··· BLOK TEKS ···
Pemilihan kepala daerah (Pilkada) oleh Dewan Perwakilan Rakyat Daerah (DPRD) dianggap gagal lantaran para wakil rakyat tersebut kerap disuap. Maka diadakanlah Pilkada langsung dengan asumsi rakyat yang jumlahnya sangat banyak tersebut tidak mungkin dapat disuap. Namun faktanya? Terlepas dari itu, ternyata biaya Pilkada langsung sangat mahal, maka dicetuskanlah Pilkada serentak. Tetapi realisasinya? Nah, di seputar itulah wartawan tabloid Media Umat Joko Prasetyo mewawancarai praktisi dan pakar ilmu pemerintahan Ryaas Rasyid. Berikut petikannya.
Pilkada langsung diselenggarakan untuk mengantisipasi penyuapan kepada DPRD yang kerap tersuap dalam pemilihan Pilkada tidak langsung. Tapi faktanya?
Pilkada langsung selama sepuluh tahun terakhir yang saya amati dan saya catat secara rutin adalah terjadinya politik transaksional antara partai pengusung dengan kandidat kepala daerah, munculnya fenomena uang mahar dan kompromi pencalonan kepala daerah dengan wakilnya yang berbeda partai demi mencukupi syarat dukungan.
Realitas politik yang merupakan dampak dari pilkada langsung sejauh ini adalah meluasnya praktek korupsi kepala daerah.
···
(TUGAS WAJIB)
Jawablah pertanyaan ini berdasarkan teks tentang Pilkada.
(a) Mengapa Pilkada oleh DPRD dianggap gagal?
(b) Siapa yang diwawancarai oleh wartawan tabloid Media Umat, dan apa keahliannya?
(c) Apa realitas politik yang disebut sebagai dampak Pilkada langsung sejauh ini?
Data yang menyusul merupakan bahan tersendiri, terpisah dari teks tentang Pilkada.
··· CUPLIKAN DATA ···
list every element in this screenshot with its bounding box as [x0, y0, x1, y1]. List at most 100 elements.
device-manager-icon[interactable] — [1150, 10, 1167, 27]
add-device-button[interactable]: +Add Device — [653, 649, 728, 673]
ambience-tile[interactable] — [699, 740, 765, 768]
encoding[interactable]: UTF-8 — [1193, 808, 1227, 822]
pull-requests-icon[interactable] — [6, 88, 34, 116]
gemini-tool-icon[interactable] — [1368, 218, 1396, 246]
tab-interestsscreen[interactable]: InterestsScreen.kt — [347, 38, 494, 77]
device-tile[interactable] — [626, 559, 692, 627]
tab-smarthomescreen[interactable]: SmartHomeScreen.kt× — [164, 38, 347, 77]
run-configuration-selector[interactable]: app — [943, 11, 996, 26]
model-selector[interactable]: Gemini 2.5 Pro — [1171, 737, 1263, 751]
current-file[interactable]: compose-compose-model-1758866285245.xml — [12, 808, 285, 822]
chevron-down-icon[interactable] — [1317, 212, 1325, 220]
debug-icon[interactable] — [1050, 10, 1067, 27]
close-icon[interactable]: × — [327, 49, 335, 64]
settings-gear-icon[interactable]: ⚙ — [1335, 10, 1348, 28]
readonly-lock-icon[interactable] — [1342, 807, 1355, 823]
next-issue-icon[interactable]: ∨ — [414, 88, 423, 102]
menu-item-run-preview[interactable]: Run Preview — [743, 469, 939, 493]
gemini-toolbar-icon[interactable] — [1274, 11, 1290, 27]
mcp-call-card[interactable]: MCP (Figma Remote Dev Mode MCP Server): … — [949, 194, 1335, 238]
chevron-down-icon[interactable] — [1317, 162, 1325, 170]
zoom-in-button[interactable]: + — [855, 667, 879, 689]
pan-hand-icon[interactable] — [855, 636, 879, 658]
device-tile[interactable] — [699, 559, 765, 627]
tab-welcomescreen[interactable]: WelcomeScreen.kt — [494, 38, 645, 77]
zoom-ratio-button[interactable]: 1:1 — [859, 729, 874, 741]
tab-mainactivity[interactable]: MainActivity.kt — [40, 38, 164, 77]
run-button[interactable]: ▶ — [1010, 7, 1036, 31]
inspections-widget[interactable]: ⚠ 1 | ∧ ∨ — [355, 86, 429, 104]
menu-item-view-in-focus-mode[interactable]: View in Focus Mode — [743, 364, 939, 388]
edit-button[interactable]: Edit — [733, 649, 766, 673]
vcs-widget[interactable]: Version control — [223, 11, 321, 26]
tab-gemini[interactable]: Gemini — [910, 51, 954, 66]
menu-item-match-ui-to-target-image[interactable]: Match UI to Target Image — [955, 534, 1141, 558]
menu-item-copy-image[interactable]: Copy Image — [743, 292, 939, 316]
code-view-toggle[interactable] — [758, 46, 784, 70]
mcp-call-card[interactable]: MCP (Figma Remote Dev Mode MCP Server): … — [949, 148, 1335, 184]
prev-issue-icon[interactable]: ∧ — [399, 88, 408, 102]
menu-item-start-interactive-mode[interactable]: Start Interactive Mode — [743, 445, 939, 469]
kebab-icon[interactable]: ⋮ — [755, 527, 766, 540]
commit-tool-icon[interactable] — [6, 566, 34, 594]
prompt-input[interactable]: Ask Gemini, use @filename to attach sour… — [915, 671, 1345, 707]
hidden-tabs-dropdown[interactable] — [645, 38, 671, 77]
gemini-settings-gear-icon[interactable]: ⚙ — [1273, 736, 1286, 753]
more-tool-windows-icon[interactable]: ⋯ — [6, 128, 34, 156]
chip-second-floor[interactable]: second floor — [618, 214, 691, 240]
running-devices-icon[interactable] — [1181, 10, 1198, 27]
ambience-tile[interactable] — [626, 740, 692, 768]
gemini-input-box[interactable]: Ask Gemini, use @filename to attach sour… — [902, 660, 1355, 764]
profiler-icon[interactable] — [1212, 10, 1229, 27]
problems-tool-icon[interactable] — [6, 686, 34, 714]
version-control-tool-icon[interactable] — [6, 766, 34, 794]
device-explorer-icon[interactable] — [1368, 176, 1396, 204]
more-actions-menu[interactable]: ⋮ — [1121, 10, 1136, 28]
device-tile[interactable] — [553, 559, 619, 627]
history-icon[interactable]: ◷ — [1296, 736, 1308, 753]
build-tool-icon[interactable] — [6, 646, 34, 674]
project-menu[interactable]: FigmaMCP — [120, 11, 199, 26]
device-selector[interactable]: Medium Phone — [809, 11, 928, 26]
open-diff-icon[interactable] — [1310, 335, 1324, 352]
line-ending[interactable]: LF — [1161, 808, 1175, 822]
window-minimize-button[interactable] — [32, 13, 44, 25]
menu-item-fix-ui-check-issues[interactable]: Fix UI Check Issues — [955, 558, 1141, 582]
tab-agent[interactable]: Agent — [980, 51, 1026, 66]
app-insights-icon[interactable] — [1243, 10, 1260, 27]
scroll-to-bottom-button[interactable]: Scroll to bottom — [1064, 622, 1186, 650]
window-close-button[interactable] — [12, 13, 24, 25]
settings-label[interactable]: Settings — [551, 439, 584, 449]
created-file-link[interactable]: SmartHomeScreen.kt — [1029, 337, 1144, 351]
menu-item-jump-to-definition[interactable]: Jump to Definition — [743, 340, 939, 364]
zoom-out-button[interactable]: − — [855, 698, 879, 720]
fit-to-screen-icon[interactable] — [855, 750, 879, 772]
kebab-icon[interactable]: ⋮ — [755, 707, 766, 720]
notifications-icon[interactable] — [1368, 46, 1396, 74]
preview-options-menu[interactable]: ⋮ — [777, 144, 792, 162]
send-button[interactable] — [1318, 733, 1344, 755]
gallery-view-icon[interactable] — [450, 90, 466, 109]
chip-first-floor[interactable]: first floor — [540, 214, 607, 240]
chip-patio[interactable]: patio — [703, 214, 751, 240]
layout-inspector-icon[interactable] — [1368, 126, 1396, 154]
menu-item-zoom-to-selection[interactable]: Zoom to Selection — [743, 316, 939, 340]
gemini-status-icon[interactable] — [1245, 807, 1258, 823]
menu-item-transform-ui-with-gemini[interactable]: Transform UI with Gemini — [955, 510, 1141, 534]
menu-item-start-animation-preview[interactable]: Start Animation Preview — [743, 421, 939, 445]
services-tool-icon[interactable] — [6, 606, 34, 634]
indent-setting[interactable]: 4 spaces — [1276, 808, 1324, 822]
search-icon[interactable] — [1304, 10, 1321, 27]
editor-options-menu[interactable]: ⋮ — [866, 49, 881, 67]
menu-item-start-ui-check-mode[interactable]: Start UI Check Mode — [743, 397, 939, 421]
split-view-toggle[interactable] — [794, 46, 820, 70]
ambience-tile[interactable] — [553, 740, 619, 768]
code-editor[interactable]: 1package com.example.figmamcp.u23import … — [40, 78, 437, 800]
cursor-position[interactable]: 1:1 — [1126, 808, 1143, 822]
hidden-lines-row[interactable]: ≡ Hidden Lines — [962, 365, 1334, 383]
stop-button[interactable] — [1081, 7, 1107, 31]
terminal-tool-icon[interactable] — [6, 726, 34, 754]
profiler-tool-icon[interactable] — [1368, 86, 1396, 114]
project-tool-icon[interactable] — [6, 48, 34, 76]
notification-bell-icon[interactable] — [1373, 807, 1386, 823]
···
··· CUPLIKAN DATA ···
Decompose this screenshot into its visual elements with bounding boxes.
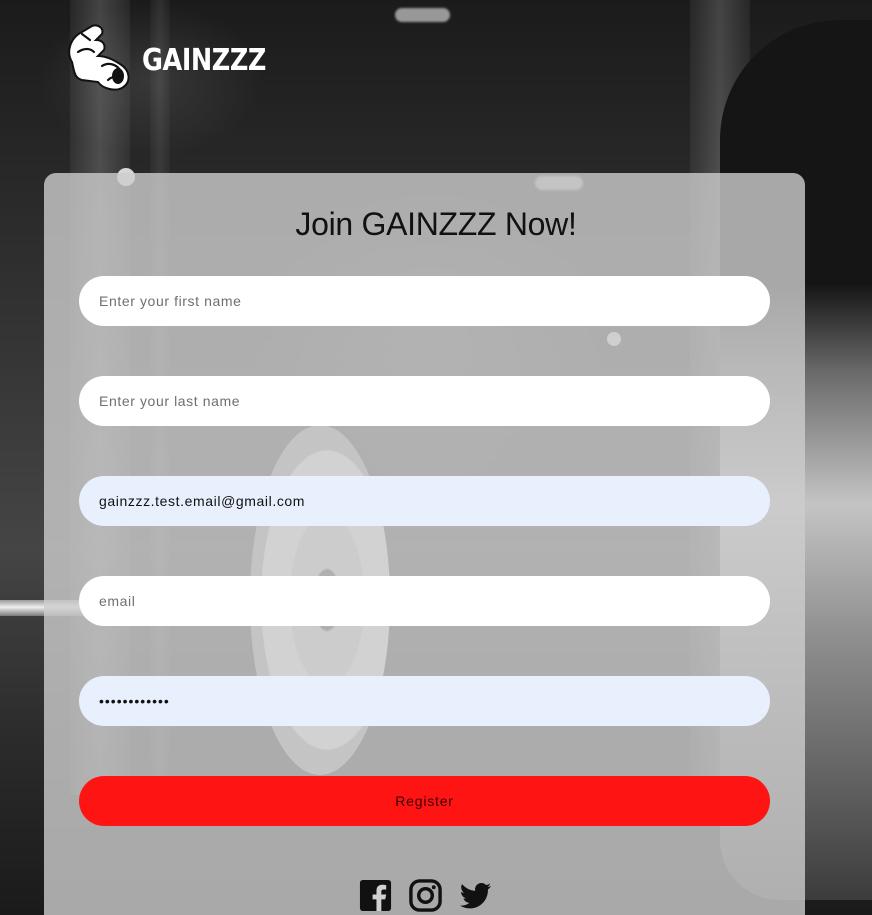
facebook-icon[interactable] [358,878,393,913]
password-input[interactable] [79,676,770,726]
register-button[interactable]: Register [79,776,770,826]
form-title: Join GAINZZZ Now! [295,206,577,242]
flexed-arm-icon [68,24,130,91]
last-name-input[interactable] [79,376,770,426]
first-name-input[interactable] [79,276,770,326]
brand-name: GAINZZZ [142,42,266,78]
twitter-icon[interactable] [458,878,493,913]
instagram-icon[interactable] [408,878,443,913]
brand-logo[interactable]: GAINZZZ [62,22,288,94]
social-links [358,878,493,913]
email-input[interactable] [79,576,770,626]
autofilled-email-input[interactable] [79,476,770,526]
···
(HASIL TUGAS)
(a) Karena para wakil rakyat di DPRD kerap disuap.
(b) Ryaas Rasyid, seorang praktisi dan pakar ilmu pemerintahan.
(c) Meluasnya praktek korupsi kepala daerah.